-------- Data shown --------

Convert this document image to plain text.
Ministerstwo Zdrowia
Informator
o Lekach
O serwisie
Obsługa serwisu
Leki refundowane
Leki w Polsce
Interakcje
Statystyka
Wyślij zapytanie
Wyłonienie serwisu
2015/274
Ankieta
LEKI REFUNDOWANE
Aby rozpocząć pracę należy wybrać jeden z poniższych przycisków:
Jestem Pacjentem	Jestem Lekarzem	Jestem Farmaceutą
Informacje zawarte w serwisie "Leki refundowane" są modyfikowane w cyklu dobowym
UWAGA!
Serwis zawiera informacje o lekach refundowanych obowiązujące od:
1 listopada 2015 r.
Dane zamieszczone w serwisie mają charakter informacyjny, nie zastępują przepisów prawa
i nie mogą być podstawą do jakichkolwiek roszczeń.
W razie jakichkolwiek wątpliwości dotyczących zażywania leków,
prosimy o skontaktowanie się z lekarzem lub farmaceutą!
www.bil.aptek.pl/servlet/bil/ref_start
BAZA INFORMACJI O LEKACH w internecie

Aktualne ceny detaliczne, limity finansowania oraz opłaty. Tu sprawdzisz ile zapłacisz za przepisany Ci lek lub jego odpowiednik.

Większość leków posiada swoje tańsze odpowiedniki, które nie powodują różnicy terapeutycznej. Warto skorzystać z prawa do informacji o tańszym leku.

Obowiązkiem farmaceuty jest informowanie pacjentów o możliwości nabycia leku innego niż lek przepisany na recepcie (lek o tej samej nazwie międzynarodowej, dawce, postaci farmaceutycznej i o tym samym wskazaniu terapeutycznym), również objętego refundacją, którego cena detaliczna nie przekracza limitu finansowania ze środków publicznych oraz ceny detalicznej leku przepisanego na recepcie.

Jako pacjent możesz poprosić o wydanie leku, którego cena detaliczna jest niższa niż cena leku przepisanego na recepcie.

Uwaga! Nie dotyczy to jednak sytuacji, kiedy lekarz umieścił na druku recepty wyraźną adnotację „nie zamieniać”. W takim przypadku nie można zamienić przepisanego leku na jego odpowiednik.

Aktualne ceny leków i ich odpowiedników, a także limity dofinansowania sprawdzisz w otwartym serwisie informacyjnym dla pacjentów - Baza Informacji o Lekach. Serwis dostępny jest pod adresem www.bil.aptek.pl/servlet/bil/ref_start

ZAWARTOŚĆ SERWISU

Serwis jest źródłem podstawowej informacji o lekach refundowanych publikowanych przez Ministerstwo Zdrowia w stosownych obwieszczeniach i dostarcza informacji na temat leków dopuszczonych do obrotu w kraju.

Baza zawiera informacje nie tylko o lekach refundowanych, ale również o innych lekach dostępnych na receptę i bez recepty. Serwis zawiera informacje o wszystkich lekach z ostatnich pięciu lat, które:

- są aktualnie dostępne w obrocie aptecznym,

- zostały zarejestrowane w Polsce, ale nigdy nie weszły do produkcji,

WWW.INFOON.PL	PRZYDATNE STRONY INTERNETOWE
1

--------
-------- Data shown --------

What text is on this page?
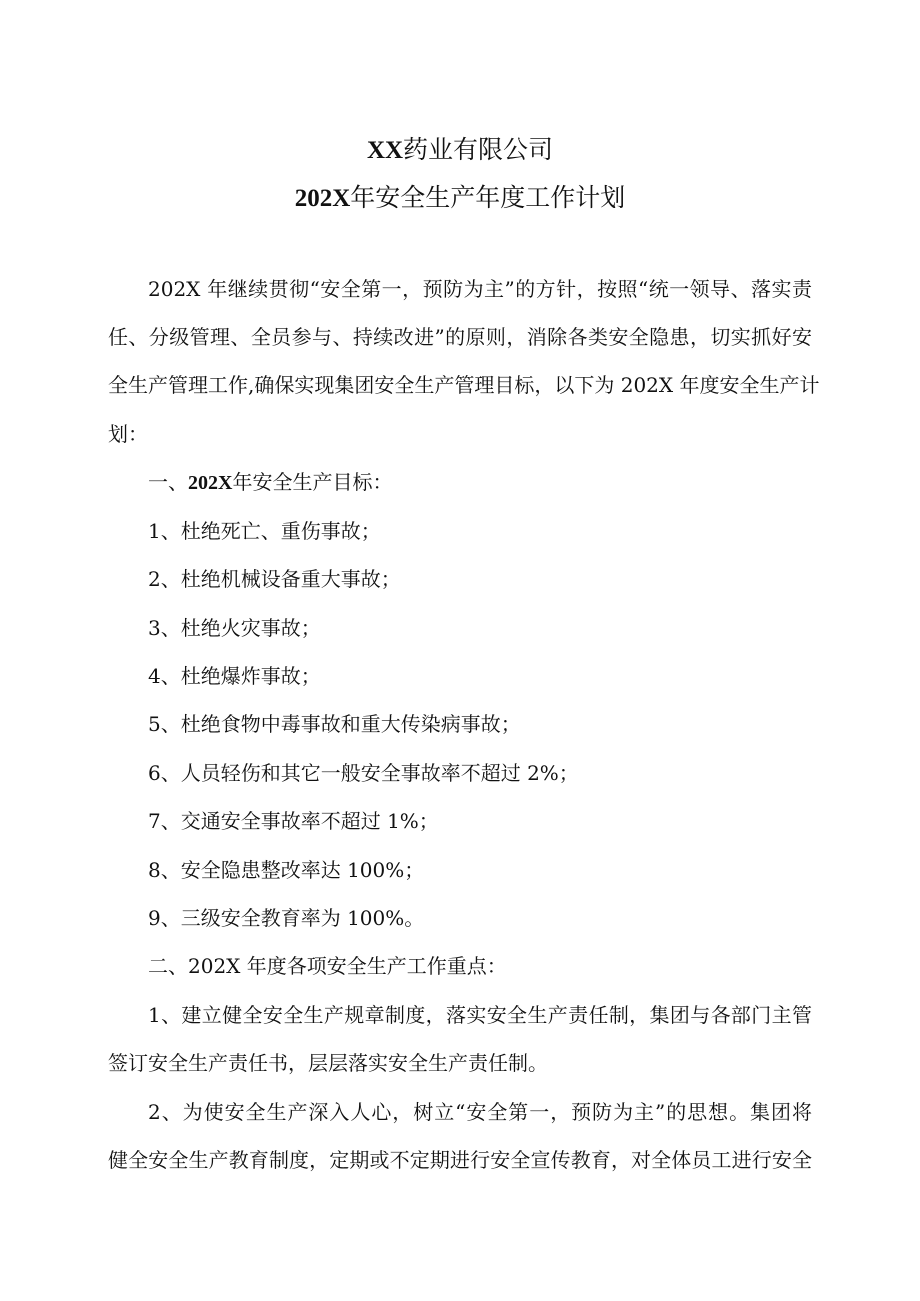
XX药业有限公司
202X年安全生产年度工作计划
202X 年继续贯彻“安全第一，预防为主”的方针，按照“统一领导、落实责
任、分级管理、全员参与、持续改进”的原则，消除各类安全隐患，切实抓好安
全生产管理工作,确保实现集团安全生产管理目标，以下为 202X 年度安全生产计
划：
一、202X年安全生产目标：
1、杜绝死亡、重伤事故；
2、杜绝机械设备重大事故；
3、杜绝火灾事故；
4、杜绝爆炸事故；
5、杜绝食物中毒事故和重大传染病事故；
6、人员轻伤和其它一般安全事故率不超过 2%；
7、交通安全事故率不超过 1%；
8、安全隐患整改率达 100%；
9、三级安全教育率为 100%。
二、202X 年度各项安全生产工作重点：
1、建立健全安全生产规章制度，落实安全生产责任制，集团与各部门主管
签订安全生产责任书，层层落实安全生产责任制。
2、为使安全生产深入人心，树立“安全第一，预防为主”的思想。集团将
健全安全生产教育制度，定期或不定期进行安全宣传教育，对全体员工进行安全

--------

§ **Required task**: Look through the entries above and report the number of lines that contain "recepcie". Write only the number.

§ **Answer below**: 2